-- start --
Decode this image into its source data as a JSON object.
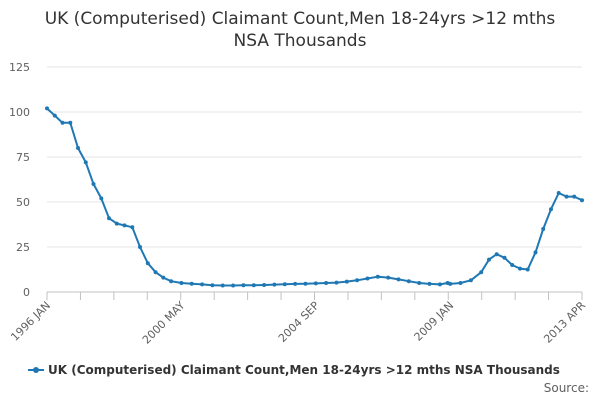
{
  "chart_data": {
    "type": "line",
    "title_lines": [
      "UK (Computerised) Claimant Count,Men 18-24yrs >12 mths",
      "NSA Thousands"
    ],
    "ylim": [
      0,
      125
    ],
    "y_ticks": [
      "0",
      "25",
      "50",
      "75",
      "100",
      "125"
    ],
    "x_tick_labels": [
      "1996 JAN",
      "2000 MAY",
      "2004 SEP",
      "2009 JAN",
      "2013 APR"
    ],
    "grid": true,
    "legend_position": "bottom",
    "series": [
      {
        "name": "UK (Computerised) Claimant Count,Men 18-24yrs >12 mths NSA Thousands",
        "color": "#1f78b4",
        "x": [
          "1996-01",
          "1996-04",
          "1996-07",
          "1996-10",
          "1997-01",
          "1997-04",
          "1997-07",
          "1997-10",
          "1998-01",
          "1998-04",
          "1998-07",
          "1998-10",
          "1999-01",
          "1999-04",
          "1999-07",
          "1999-10",
          "2000-01",
          "2000-05",
          "2000-09",
          "2001-01",
          "2001-05",
          "2001-09",
          "2002-01",
          "2002-05",
          "2002-09",
          "2003-01",
          "2003-05",
          "2003-09",
          "2004-01",
          "2004-05",
          "2004-09",
          "2005-01",
          "2005-05",
          "2005-09",
          "2006-01",
          "2006-05",
          "2006-09",
          "2007-01",
          "2007-05",
          "2007-09",
          "2008-01",
          "2008-05",
          "2008-09",
          "2008-12",
          "2009-01",
          "2009-05",
          "2009-09",
          "2010-01",
          "2010-04",
          "2010-07",
          "2010-10",
          "2011-01",
          "2011-04",
          "2011-07",
          "2011-10",
          "2012-01",
          "2012-04",
          "2012-07",
          "2012-10",
          "2013-01",
          "2013-04"
        ],
        "values": [
          102,
          98,
          94,
          94,
          80,
          72,
          60,
          52,
          41,
          38,
          37,
          36,
          25,
          16,
          11,
          8,
          6,
          5,
          4.6,
          4.2,
          3.8,
          3.6,
          3.6,
          3.7,
          3.8,
          3.9,
          4.1,
          4.3,
          4.5,
          4.6,
          4.8,
          5,
          5.2,
          5.8,
          6.5,
          7.5,
          8.5,
          8,
          7,
          6,
          5,
          4.5,
          4.2,
          5,
          4.5,
          5,
          6.5,
          11,
          18,
          21,
          19,
          15,
          13,
          12.5,
          22,
          35,
          46,
          55,
          53,
          53,
          51
        ]
      }
    ],
    "source_label": "Source:"
  }
}
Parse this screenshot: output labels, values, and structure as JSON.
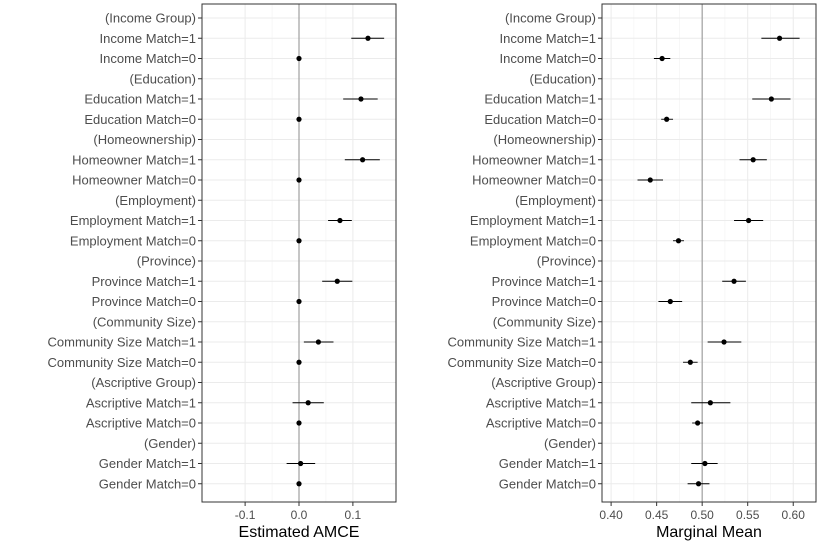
{
  "chart_data": [
    {
      "type": "scatter",
      "subtype": "coefficient-plot",
      "title": "",
      "xlabel": "Estimated AMCE",
      "ylabel": "",
      "xlim": [
        -0.18,
        0.18
      ],
      "xticks": [
        -0.1,
        0.0,
        0.1
      ],
      "xtick_labels": [
        "-0.1",
        "0.0",
        "0.1"
      ],
      "reference_line": 0.0,
      "grid": true,
      "categories": [
        "(Income Group)",
        "Income Match=1",
        "Income Match=0",
        "(Education)",
        "Education Match=1",
        "Education Match=0",
        "(Homeownership)",
        "Homeowner Match=1",
        "Homeowner Match=0",
        "(Employment)",
        "Employment Match=1",
        "Employment Match=0",
        "(Province)",
        "Province Match=1",
        "Province Match=0",
        "(Community Size)",
        "Community Size Match=1",
        "Community Size Match=0",
        "(Ascriptive Group)",
        "Ascriptive Match=1",
        "Ascriptive Match=0",
        "(Gender)",
        "Gender Match=1",
        "Gender Match=0"
      ],
      "estimates": [
        null,
        0.128,
        0.0,
        null,
        0.115,
        0.0,
        null,
        0.118,
        0.0,
        null,
        0.076,
        0.0,
        null,
        0.071,
        0.0,
        null,
        0.036,
        0.0,
        null,
        0.017,
        0.0,
        null,
        0.003,
        0.0
      ],
      "lower": [
        null,
        0.097,
        0.0,
        null,
        0.082,
        0.0,
        null,
        0.085,
        0.0,
        null,
        0.054,
        0.0,
        null,
        0.043,
        0.0,
        null,
        0.009,
        0.0,
        null,
        -0.012,
        0.0,
        null,
        -0.023,
        0.0
      ],
      "upper": [
        null,
        0.158,
        0.0,
        null,
        0.146,
        0.0,
        null,
        0.15,
        0.0,
        null,
        0.098,
        0.0,
        null,
        0.099,
        0.0,
        null,
        0.064,
        0.0,
        null,
        0.046,
        0.0,
        null,
        0.03,
        0.0
      ]
    },
    {
      "type": "scatter",
      "subtype": "coefficient-plot",
      "title": "",
      "xlabel": "Marginal Mean",
      "ylabel": "",
      "xlim": [
        0.39,
        0.625
      ],
      "xticks": [
        0.4,
        0.45,
        0.5,
        0.55,
        0.6
      ],
      "xtick_labels": [
        "0.40",
        "0.45",
        "0.50",
        "0.55",
        "0.60"
      ],
      "reference_line": 0.5,
      "grid": true,
      "categories": [
        "(Income Group)",
        "Income Match=1",
        "Income Match=0",
        "(Education)",
        "Education Match=1",
        "Education Match=0",
        "(Homeownership)",
        "Homeowner Match=1",
        "Homeowner Match=0",
        "(Employment)",
        "Employment Match=1",
        "Employment Match=0",
        "(Province)",
        "Province Match=1",
        "Province Match=0",
        "(Community Size)",
        "Community Size Match=1",
        "Community Size Match=0",
        "(Ascriptive Group)",
        "Ascriptive Match=1",
        "Ascriptive Match=0",
        "(Gender)",
        "Gender Match=1",
        "Gender Match=0"
      ],
      "estimates": [
        null,
        0.585,
        0.456,
        null,
        0.576,
        0.461,
        null,
        0.556,
        0.443,
        null,
        0.551,
        0.474,
        null,
        0.535,
        0.465,
        null,
        0.524,
        0.487,
        null,
        0.509,
        0.495,
        null,
        0.503,
        0.496
      ],
      "lower": [
        null,
        0.565,
        0.447,
        null,
        0.555,
        0.455,
        null,
        0.541,
        0.429,
        null,
        0.535,
        0.468,
        null,
        0.522,
        0.452,
        null,
        0.506,
        0.479,
        null,
        0.488,
        0.489,
        null,
        0.488,
        0.484
      ],
      "upper": [
        null,
        0.607,
        0.465,
        null,
        0.597,
        0.468,
        null,
        0.571,
        0.457,
        null,
        0.567,
        0.48,
        null,
        0.548,
        0.478,
        null,
        0.543,
        0.495,
        null,
        0.531,
        0.501,
        null,
        0.517,
        0.508
      ]
    }
  ]
}
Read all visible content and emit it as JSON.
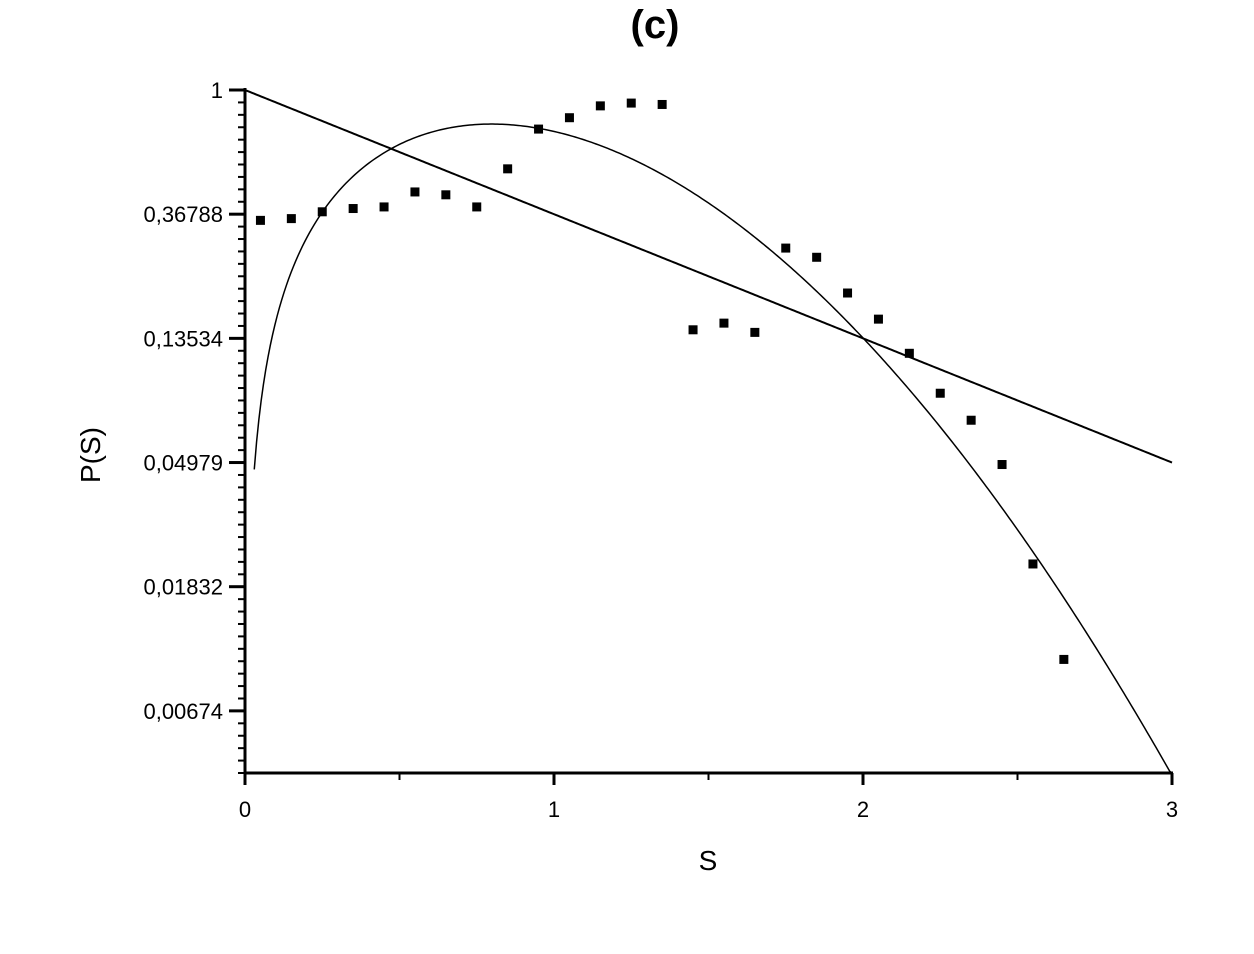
{
  "chart_data": {
    "type": "scatter",
    "title": "(c)",
    "xlabel": "S",
    "ylabel": "P(S)",
    "xlim": [
      0,
      3
    ],
    "ylim_log_natural": [
      -5.5,
      0
    ],
    "y_scale": "log (base e)",
    "x_ticks": [
      {
        "value": 0,
        "label": "0"
      },
      {
        "value": 1,
        "label": "1"
      },
      {
        "value": 2,
        "label": "2"
      },
      {
        "value": 3,
        "label": "3"
      }
    ],
    "y_ticks": [
      {
        "value": 1,
        "label": "1"
      },
      {
        "value": 0.36788,
        "label": "0,36788"
      },
      {
        "value": 0.13534,
        "label": "0,13534"
      },
      {
        "value": 0.04979,
        "label": "0,04979"
      },
      {
        "value": 0.01832,
        "label": "0,01832"
      },
      {
        "value": 0.00674,
        "label": "0,00674"
      }
    ],
    "points": [
      {
        "x": 0.05,
        "y": 0.35
      },
      {
        "x": 0.15,
        "y": 0.355
      },
      {
        "x": 0.25,
        "y": 0.375
      },
      {
        "x": 0.35,
        "y": 0.385
      },
      {
        "x": 0.45,
        "y": 0.39
      },
      {
        "x": 0.55,
        "y": 0.44
      },
      {
        "x": 0.65,
        "y": 0.43
      },
      {
        "x": 0.75,
        "y": 0.39
      },
      {
        "x": 0.85,
        "y": 0.53
      },
      {
        "x": 0.95,
        "y": 0.73
      },
      {
        "x": 1.05,
        "y": 0.8
      },
      {
        "x": 1.15,
        "y": 0.88
      },
      {
        "x": 1.25,
        "y": 0.9
      },
      {
        "x": 1.35,
        "y": 0.89
      },
      {
        "x": 1.45,
        "y": 0.145
      },
      {
        "x": 1.55,
        "y": 0.153
      },
      {
        "x": 1.65,
        "y": 0.142
      },
      {
        "x": 1.75,
        "y": 0.28
      },
      {
        "x": 1.85,
        "y": 0.26
      },
      {
        "x": 1.95,
        "y": 0.195
      },
      {
        "x": 2.05,
        "y": 0.158
      },
      {
        "x": 2.15,
        "y": 0.12
      },
      {
        "x": 2.25,
        "y": 0.087
      },
      {
        "x": 2.35,
        "y": 0.07
      },
      {
        "x": 2.45,
        "y": 0.049
      },
      {
        "x": 2.55,
        "y": 0.022
      },
      {
        "x": 2.65,
        "y": 0.0102
      }
    ],
    "curves": [
      {
        "kind": "exponential",
        "formula": "exp(-s)",
        "x_range": [
          0,
          3
        ]
      },
      {
        "kind": "wigner",
        "formula": "(pi/2) s exp(-pi s^2/4)",
        "x_range": [
          0.03,
          3
        ]
      }
    ],
    "grid": false,
    "legend": "none"
  }
}
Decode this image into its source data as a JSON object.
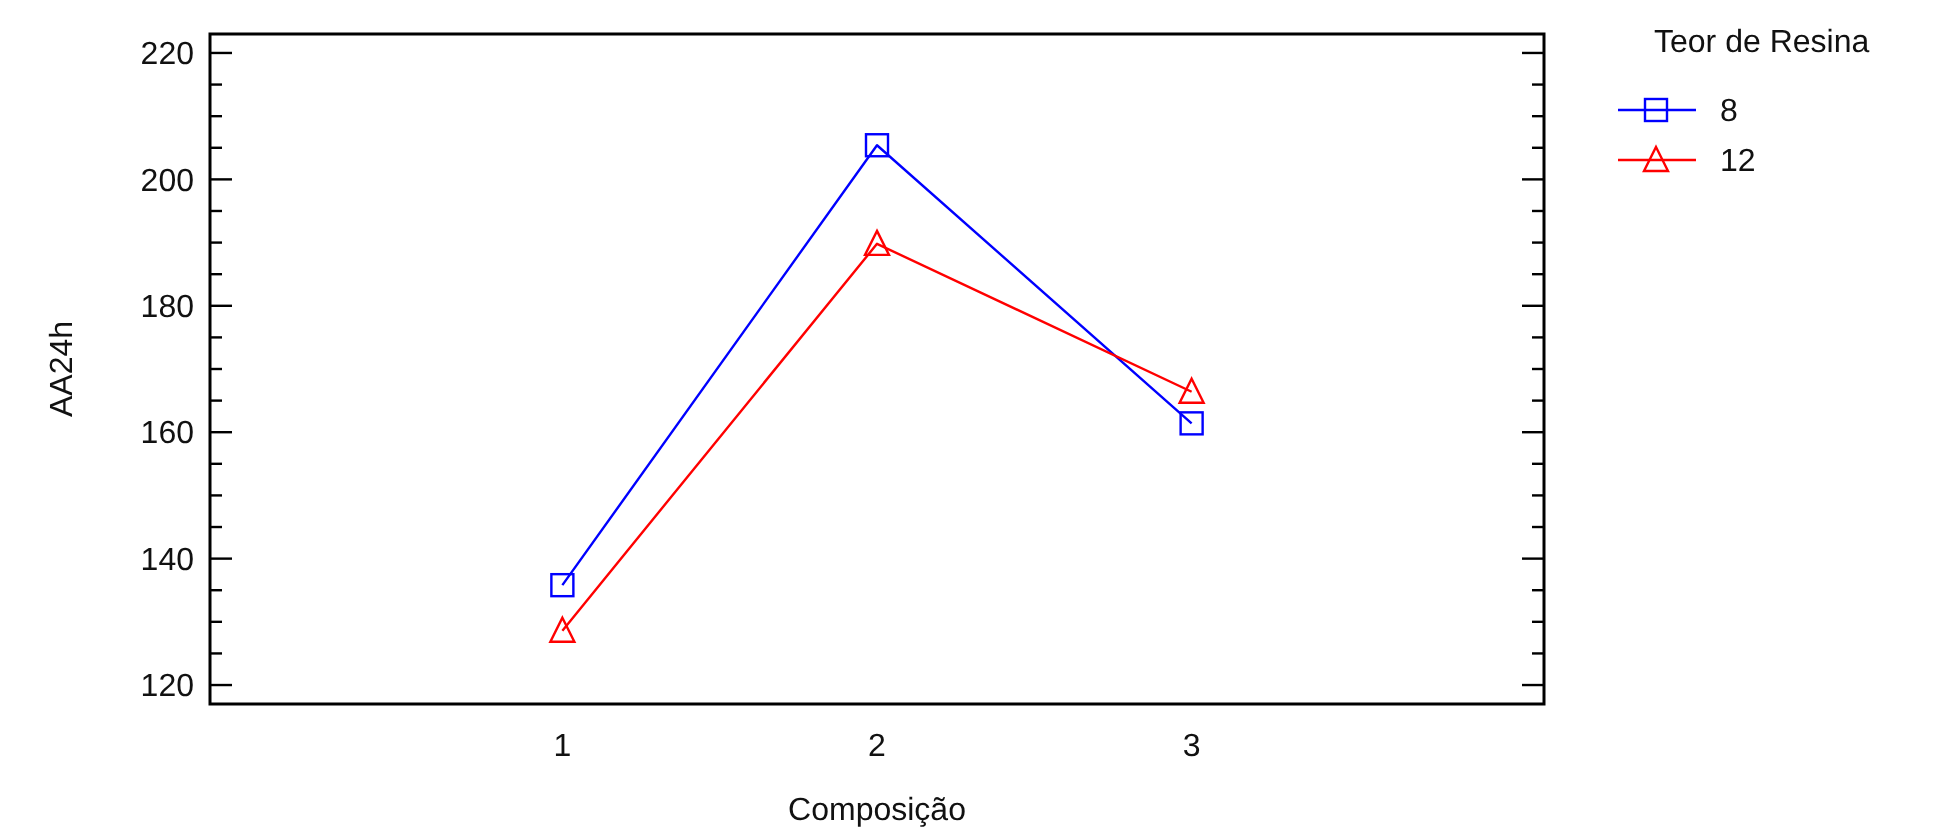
{
  "chart_data": {
    "type": "line",
    "xlabel": "Composição",
    "ylabel": "AA24h",
    "legend_title": "Teor de Resina",
    "x": [
      1,
      2,
      3
    ],
    "xlim": [
      -0.12,
      4.12
    ],
    "xticks": [
      1,
      2,
      3
    ],
    "ylim": [
      117,
      223
    ],
    "yticks": [
      120,
      140,
      160,
      180,
      200,
      220
    ],
    "grid": false,
    "legend": "top right",
    "series": [
      {
        "name": "8",
        "color": "#0000ff",
        "marker": "square",
        "values": [
          135.8,
          205.4,
          161.4
        ]
      },
      {
        "name": "12",
        "color": "#ff0000",
        "marker": "triangle",
        "values": [
          128.6,
          189.8,
          166.4
        ]
      }
    ]
  }
}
-- end --
__Aim__. In the records above, find each line with the word "Thousands" and copy it.

__Written answer__.
      "NSA Thousands"
        "name": "UK (Computerised) Claimant Count,Men 18-24yrs >12 mths NSA Thousands",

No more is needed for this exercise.